*WHAT TO PRODUCE*
Wherever the word "Expenses" turns up in a line of the entries, copy that line.

[Figure record extracts]
☆ ☆ ☆
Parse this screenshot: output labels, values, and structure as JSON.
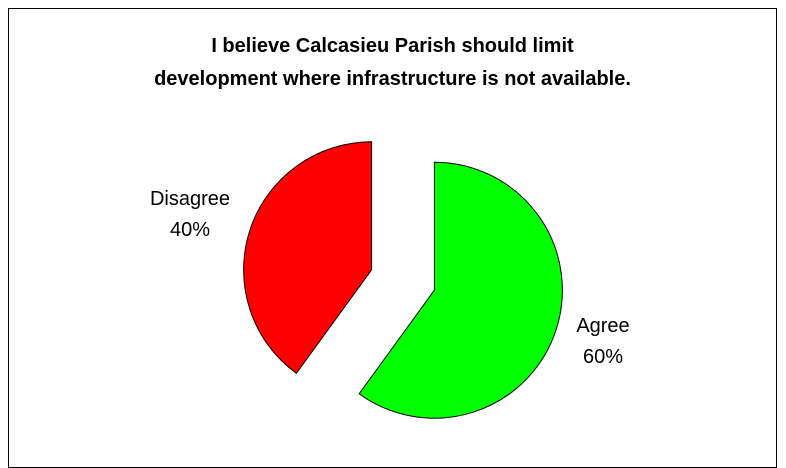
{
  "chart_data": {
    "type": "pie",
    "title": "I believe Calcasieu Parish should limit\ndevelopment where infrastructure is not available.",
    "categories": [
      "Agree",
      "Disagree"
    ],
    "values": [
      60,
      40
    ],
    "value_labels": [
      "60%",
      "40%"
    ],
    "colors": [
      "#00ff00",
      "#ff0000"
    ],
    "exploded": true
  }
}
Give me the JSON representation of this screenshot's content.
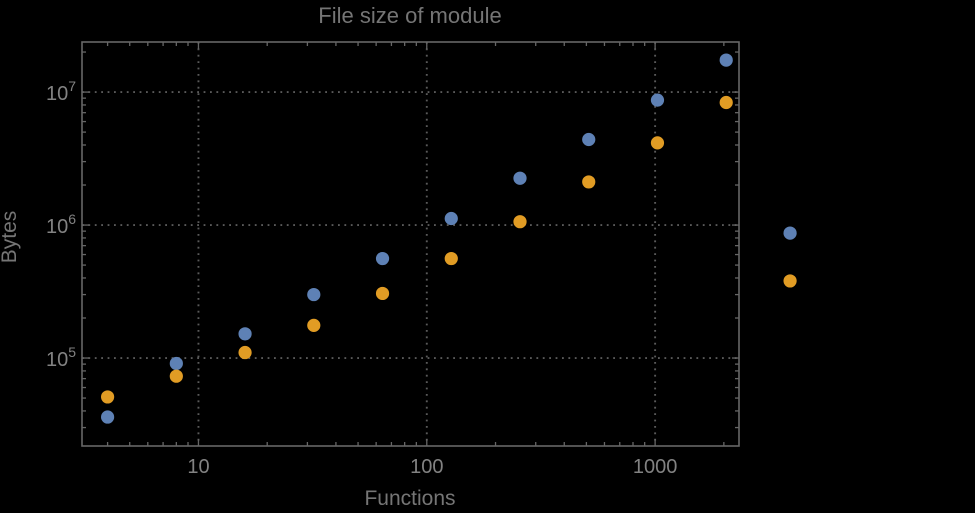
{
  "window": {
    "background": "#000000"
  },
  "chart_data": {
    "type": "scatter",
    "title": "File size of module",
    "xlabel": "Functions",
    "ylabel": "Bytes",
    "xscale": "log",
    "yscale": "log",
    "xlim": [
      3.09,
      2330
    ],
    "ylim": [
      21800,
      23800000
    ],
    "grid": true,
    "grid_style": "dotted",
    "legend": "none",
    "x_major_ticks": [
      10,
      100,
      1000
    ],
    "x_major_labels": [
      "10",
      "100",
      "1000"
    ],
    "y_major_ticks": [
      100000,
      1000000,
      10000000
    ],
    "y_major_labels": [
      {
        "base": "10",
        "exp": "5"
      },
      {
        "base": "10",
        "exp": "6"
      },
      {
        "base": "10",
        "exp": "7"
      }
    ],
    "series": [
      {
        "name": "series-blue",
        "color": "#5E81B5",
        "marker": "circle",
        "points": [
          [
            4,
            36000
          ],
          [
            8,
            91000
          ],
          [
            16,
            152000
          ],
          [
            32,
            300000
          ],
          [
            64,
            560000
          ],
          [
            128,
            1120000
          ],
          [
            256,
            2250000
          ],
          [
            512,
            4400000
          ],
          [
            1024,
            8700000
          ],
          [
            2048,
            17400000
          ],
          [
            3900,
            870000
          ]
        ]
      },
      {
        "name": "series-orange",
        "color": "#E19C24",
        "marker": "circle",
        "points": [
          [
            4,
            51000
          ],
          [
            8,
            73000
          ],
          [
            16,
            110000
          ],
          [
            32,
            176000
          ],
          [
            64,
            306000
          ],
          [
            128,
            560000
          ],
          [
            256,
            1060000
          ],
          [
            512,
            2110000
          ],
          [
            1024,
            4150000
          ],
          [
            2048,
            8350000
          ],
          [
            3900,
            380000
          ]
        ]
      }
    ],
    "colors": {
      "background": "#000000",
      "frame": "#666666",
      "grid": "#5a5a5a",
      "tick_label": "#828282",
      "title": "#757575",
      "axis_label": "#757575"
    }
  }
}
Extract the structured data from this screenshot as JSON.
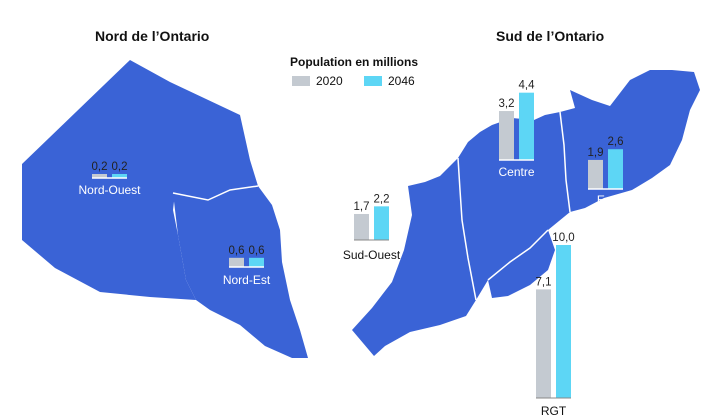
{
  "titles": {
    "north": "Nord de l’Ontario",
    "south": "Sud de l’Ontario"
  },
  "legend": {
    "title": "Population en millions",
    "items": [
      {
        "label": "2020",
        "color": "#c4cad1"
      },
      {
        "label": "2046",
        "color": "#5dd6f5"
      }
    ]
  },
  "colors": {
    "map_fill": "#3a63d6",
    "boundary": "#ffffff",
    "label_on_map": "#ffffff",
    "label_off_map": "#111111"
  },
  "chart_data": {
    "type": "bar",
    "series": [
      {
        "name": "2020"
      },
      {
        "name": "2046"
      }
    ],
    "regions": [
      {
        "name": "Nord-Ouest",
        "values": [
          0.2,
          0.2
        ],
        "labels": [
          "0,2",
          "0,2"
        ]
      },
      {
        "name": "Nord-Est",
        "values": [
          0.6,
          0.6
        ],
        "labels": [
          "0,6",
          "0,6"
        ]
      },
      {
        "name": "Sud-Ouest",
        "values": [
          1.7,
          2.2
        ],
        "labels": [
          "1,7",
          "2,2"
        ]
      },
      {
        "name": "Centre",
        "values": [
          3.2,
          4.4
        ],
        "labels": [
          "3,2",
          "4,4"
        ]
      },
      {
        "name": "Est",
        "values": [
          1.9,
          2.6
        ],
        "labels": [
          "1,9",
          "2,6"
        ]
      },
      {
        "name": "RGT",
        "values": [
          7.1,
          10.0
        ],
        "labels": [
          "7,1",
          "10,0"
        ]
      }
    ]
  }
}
☆ ☆ ☆
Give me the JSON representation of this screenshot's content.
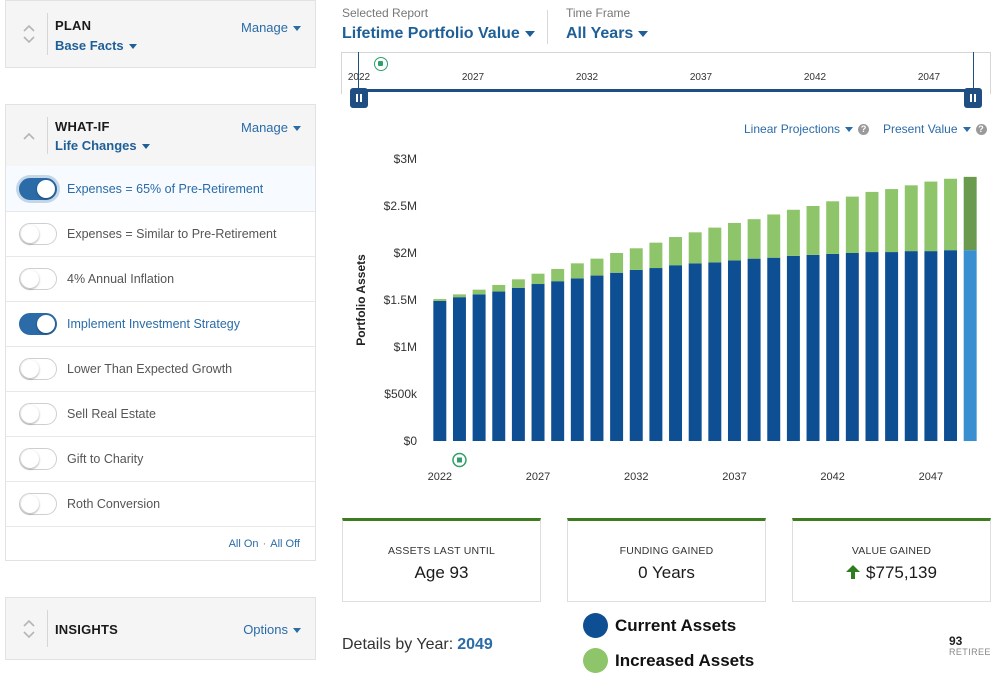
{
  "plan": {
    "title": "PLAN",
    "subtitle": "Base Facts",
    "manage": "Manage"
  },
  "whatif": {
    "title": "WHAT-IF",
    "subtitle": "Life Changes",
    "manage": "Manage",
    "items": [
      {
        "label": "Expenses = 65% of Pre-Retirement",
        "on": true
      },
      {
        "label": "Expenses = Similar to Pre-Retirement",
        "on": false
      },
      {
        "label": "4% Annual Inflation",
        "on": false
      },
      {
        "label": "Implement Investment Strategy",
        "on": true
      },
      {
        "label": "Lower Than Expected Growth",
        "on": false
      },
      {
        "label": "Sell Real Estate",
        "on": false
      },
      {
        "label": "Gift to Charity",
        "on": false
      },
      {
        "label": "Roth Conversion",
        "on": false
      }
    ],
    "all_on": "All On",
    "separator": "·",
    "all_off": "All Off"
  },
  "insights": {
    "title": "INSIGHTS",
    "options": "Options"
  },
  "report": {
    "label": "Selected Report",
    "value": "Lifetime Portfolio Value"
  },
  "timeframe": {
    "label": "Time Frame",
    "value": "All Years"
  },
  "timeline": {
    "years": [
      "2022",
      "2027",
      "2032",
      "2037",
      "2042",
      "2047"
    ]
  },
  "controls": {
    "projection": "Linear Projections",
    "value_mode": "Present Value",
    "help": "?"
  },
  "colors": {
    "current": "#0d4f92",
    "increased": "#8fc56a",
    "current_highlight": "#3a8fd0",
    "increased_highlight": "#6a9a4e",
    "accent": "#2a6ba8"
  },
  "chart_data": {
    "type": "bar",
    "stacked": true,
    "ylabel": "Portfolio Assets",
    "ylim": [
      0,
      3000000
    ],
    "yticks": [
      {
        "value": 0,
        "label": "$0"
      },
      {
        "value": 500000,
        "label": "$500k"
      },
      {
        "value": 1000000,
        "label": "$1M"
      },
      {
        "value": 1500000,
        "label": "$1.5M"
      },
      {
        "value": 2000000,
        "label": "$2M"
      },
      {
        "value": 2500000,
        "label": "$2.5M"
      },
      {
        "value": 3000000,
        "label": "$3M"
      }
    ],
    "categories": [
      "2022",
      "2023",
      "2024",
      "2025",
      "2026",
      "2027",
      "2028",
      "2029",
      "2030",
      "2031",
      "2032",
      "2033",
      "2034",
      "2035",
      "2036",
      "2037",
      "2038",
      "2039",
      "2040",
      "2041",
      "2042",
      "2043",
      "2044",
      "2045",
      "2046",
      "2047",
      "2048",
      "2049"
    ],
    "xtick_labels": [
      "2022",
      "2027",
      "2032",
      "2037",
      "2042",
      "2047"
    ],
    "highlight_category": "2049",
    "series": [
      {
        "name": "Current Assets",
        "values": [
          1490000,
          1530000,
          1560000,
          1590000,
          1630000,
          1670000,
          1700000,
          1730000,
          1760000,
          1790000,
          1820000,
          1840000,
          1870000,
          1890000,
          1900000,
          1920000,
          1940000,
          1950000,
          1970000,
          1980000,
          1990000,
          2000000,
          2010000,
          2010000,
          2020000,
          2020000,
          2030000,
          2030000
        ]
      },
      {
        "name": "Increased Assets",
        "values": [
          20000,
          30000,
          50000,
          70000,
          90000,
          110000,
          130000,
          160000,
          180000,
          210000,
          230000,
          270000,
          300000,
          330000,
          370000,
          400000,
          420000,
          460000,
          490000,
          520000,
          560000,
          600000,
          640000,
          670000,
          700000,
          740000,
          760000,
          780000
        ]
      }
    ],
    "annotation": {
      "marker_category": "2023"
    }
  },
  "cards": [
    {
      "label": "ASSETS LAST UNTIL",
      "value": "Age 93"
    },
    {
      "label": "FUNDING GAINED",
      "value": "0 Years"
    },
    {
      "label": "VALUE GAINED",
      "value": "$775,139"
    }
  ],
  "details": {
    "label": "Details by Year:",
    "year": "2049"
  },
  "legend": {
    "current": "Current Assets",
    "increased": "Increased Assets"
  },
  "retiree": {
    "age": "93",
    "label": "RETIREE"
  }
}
☆ ☆ ☆
*FINISHED TASK*
        "label": "Expenses = 65% of Pre-Retirement",
        "label": "Expenses = Similar to Pre-Retirement",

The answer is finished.